▶ Task to carry out
Report how many lines contain "name"; state the number and nothing else.

(A block of data)
>> BEGIN

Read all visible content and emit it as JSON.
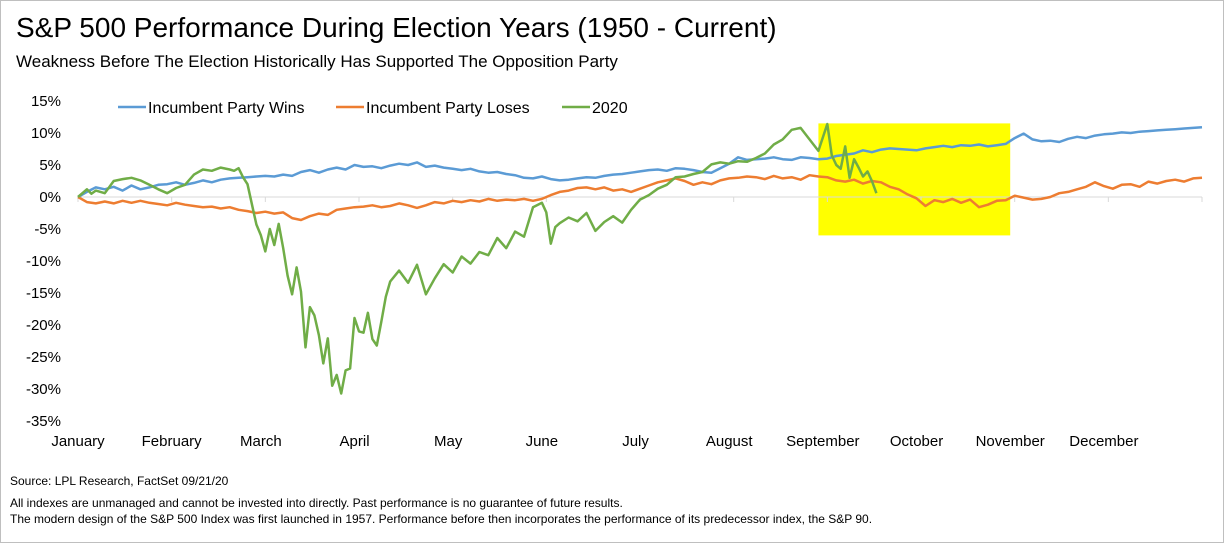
{
  "header": {
    "title": "S&P 500 Performance During Election Years (1950 - Current)",
    "subtitle": "Weakness Before The Election Historically Has Supported The Opposition Party"
  },
  "footer": {
    "source": "Source: LPL Research,  FactSet 09/21/20",
    "disclaimer_1": "All indexes are unmanaged  and cannot be invested  into directly. Past performance  is no guarantee  of future results.",
    "disclaimer_2": "The modern design of the S&P 500 Index was first launched in 1957. Performance  before then incorporates the performance  of its  predecessor index, the S&P 90."
  },
  "colors": {
    "incumbent_wins": "#5b9bd5",
    "incumbent_loses": "#ed7d31",
    "year_2020": "#70ad47",
    "highlight": "#ffff00"
  },
  "chart_data": {
    "type": "line",
    "title": "S&P 500 Performance During Election Years (1950 - Current)",
    "xlabel": "",
    "ylabel": "",
    "ylim": [
      -35,
      15
    ],
    "y_ticks": [
      15,
      10,
      5,
      0,
      -5,
      -10,
      -15,
      -20,
      -25,
      -30,
      -35
    ],
    "y_tick_labels": [
      "15%",
      "10%",
      "5%",
      "0%",
      "-5%",
      "-10%",
      "-15%",
      "-20%",
      "-25%",
      "-30%",
      "-35%"
    ],
    "x_unit": "trading day of year (0-252)",
    "xlim": [
      0,
      252
    ],
    "month_labels": [
      "January",
      "February",
      "March",
      "April",
      "May",
      "June",
      "July",
      "August",
      "September",
      "October",
      "November",
      "December"
    ],
    "month_label_positions": [
      0,
      21,
      41,
      62,
      83,
      104,
      125,
      146,
      167,
      188,
      209,
      230
    ],
    "legend_position": "top-left",
    "highlight_region": {
      "x_start": 166,
      "x_end": 209,
      "y_start": -6,
      "y_end": 11.5
    },
    "series": [
      {
        "name": "Incumbent Party Wins",
        "x": [
          0,
          2,
          4,
          6,
          8,
          10,
          12,
          14,
          16,
          18,
          20,
          22,
          24,
          26,
          28,
          30,
          32,
          34,
          36,
          38,
          40,
          42,
          44,
          46,
          48,
          50,
          52,
          54,
          56,
          58,
          60,
          62,
          64,
          66,
          68,
          70,
          72,
          74,
          76,
          78,
          80,
          82,
          84,
          86,
          88,
          90,
          92,
          94,
          96,
          98,
          100,
          102,
          104,
          106,
          108,
          110,
          112,
          114,
          116,
          118,
          120,
          122,
          124,
          126,
          128,
          130,
          132,
          134,
          136,
          138,
          140,
          142,
          144,
          146,
          148,
          150,
          152,
          154,
          156,
          158,
          160,
          162,
          164,
          166,
          168,
          170,
          172,
          174,
          176,
          178,
          180,
          182,
          184,
          186,
          188,
          190,
          192,
          194,
          196,
          198,
          200,
          202,
          204,
          206,
          208,
          210,
          212,
          214,
          216,
          218,
          220,
          222,
          224,
          226,
          228,
          230,
          232,
          234,
          236,
          238,
          240,
          242,
          244,
          246,
          248,
          250,
          252
        ],
        "values": [
          0,
          0.8,
          1.5,
          1.2,
          1.6,
          1.0,
          1.8,
          1.2,
          1.5,
          1.9,
          2.0,
          2.3,
          1.9,
          2.2,
          2.6,
          2.3,
          2.7,
          2.9,
          3.0,
          3.1,
          3.2,
          3.3,
          3.2,
          3.5,
          3.3,
          3.9,
          4.2,
          3.8,
          4.3,
          4.6,
          4.3,
          5.0,
          4.7,
          4.8,
          4.5,
          4.9,
          5.2,
          5.0,
          5.4,
          4.7,
          4.9,
          4.6,
          4.4,
          4.2,
          4.4,
          4.0,
          3.8,
          3.9,
          3.6,
          3.4,
          3.0,
          2.9,
          3.2,
          2.8,
          2.6,
          2.7,
          2.9,
          3.1,
          3.0,
          3.3,
          3.5,
          3.6,
          3.8,
          4.0,
          4.2,
          4.3,
          4.1,
          4.5,
          4.4,
          4.2,
          3.9,
          3.8,
          4.5,
          5.2,
          6.2,
          5.8,
          5.9,
          6.0,
          6.2,
          5.9,
          5.8,
          6.2,
          6.1,
          5.9,
          6.0,
          6.4,
          6.6,
          6.8,
          7.3,
          7.0,
          7.4,
          7.6,
          7.5,
          7.4,
          7.3,
          7.6,
          7.8,
          8.0,
          7.8,
          8.1,
          8.0,
          8.2,
          7.9,
          8.1,
          8.3,
          9.2,
          9.9,
          9.0,
          8.7,
          8.8,
          8.6,
          9.1,
          9.4,
          9.2,
          9.6,
          9.8,
          9.9,
          10.1,
          10.0,
          10.2,
          10.3,
          10.4,
          10.5,
          10.6,
          10.7,
          10.8,
          10.9
        ]
      },
      {
        "name": "Incumbent Party Loses",
        "x": [
          0,
          2,
          4,
          6,
          8,
          10,
          12,
          14,
          16,
          18,
          20,
          22,
          24,
          26,
          28,
          30,
          32,
          34,
          36,
          38,
          40,
          42,
          44,
          46,
          48,
          50,
          52,
          54,
          56,
          58,
          60,
          62,
          64,
          66,
          68,
          70,
          72,
          74,
          76,
          78,
          80,
          82,
          84,
          86,
          88,
          90,
          92,
          94,
          96,
          98,
          100,
          102,
          104,
          106,
          108,
          110,
          112,
          114,
          116,
          118,
          120,
          122,
          124,
          126,
          128,
          130,
          132,
          134,
          136,
          138,
          140,
          142,
          144,
          146,
          148,
          150,
          152,
          154,
          156,
          158,
          160,
          162,
          164,
          166,
          168,
          170,
          172,
          174,
          176,
          178,
          180,
          182,
          184,
          186,
          188,
          190,
          192,
          194,
          196,
          198,
          200,
          202,
          204,
          206,
          208,
          210,
          212,
          214,
          216,
          218,
          220,
          222,
          224,
          226,
          228,
          230,
          232,
          234,
          236,
          238,
          240,
          242,
          244,
          246,
          248,
          250,
          252
        ],
        "values": [
          0,
          -0.8,
          -1.0,
          -0.7,
          -1.0,
          -0.6,
          -0.9,
          -0.6,
          -0.9,
          -1.1,
          -1.3,
          -0.9,
          -1.2,
          -1.4,
          -1.6,
          -1.5,
          -1.8,
          -1.6,
          -2.0,
          -2.2,
          -2.5,
          -2.3,
          -2.6,
          -2.4,
          -3.3,
          -3.6,
          -3.0,
          -2.6,
          -2.8,
          -2.0,
          -1.8,
          -1.6,
          -1.5,
          -1.3,
          -1.6,
          -1.4,
          -1.0,
          -1.3,
          -1.7,
          -1.3,
          -0.8,
          -1.0,
          -0.6,
          -0.8,
          -0.5,
          -0.7,
          -0.3,
          -0.6,
          -0.4,
          -0.5,
          -0.3,
          -0.6,
          -0.3,
          0.3,
          0.8,
          1.0,
          1.4,
          1.5,
          1.2,
          1.5,
          1.0,
          1.2,
          0.8,
          1.3,
          1.8,
          2.3,
          2.6,
          2.9,
          2.5,
          1.9,
          2.3,
          2.0,
          2.6,
          2.9,
          3.0,
          3.2,
          3.1,
          2.8,
          3.3,
          2.9,
          3.1,
          2.7,
          3.4,
          3.2,
          3.1,
          2.6,
          2.4,
          2.7,
          2.1,
          2.5,
          2.3,
          1.6,
          1.2,
          0.4,
          -0.2,
          -1.4,
          -0.5,
          -0.8,
          -0.3,
          -0.9,
          -0.4,
          -1.6,
          -1.2,
          -0.6,
          -0.5,
          0.2,
          -0.1,
          -0.4,
          -0.3,
          0.0,
          0.6,
          0.8,
          1.2,
          1.6,
          2.3,
          1.7,
          1.3,
          1.9,
          2.0,
          1.6,
          2.4,
          2.1,
          2.5,
          2.7,
          2.4,
          2.9,
          3.0
        ]
      },
      {
        "name": "2020",
        "x": [
          0,
          2,
          3,
          4,
          6,
          8,
          10,
          12,
          14,
          16,
          18,
          20,
          22,
          24,
          26,
          28,
          30,
          32,
          34,
          35,
          36,
          37,
          38,
          39,
          40,
          41,
          42,
          43,
          44,
          45,
          46,
          47,
          48,
          49,
          50,
          51,
          52,
          53,
          54,
          55,
          56,
          57,
          58,
          59,
          60,
          61,
          62,
          63,
          64,
          65,
          66,
          67,
          68,
          69,
          70,
          72,
          74,
          76,
          78,
          80,
          82,
          84,
          86,
          88,
          90,
          92,
          94,
          96,
          98,
          100,
          102,
          104,
          105,
          106,
          107,
          108,
          110,
          112,
          114,
          116,
          118,
          120,
          122,
          124,
          126,
          128,
          130,
          132,
          134,
          136,
          138,
          140,
          142,
          144,
          146,
          148,
          150,
          152,
          154,
          156,
          158,
          160,
          162,
          164,
          166,
          168,
          169,
          170,
          171,
          172,
          173,
          174,
          175,
          176,
          177,
          178,
          179
        ],
        "values": [
          0,
          1.2,
          0.5,
          1.0,
          0.6,
          2.5,
          2.8,
          3.0,
          2.6,
          1.9,
          1.2,
          0.6,
          1.4,
          1.9,
          3.5,
          4.3,
          4.1,
          4.6,
          4.3,
          4.1,
          4.5,
          3.1,
          2.0,
          -1.2,
          -4.3,
          -6.0,
          -8.5,
          -5.0,
          -7.5,
          -4.2,
          -8.0,
          -12.3,
          -15.2,
          -11.0,
          -14.8,
          -23.5,
          -17.2,
          -18.5,
          -21.6,
          -26.0,
          -22.1,
          -29.5,
          -27.8,
          -30.7,
          -27.1,
          -26.8,
          -18.9,
          -21.0,
          -21.2,
          -18.1,
          -22.2,
          -23.2,
          -19.5,
          -15.6,
          -13.2,
          -11.5,
          -13.4,
          -10.6,
          -15.2,
          -12.7,
          -10.5,
          -11.8,
          -9.3,
          -10.4,
          -8.6,
          -9.1,
          -6.4,
          -8.0,
          -5.4,
          -6.2,
          -1.6,
          -0.9,
          -2.4,
          -7.3,
          -4.7,
          -4.1,
          -3.2,
          -3.8,
          -2.5,
          -5.3,
          -3.9,
          -3.0,
          -4.0,
          -2.0,
          -0.4,
          0.3,
          1.3,
          1.9,
          3.1,
          3.2,
          3.6,
          3.9,
          5.1,
          5.4,
          5.2,
          5.6,
          5.5,
          6.1,
          6.8,
          8.2,
          9.0,
          10.5,
          10.8,
          9.0,
          7.2,
          11.4,
          6.5,
          5.0,
          4.4,
          7.9,
          3.0,
          5.9,
          4.6,
          3.2,
          4.0,
          2.5,
          0.6
        ]
      }
    ]
  }
}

>> END

▶ Solution below
3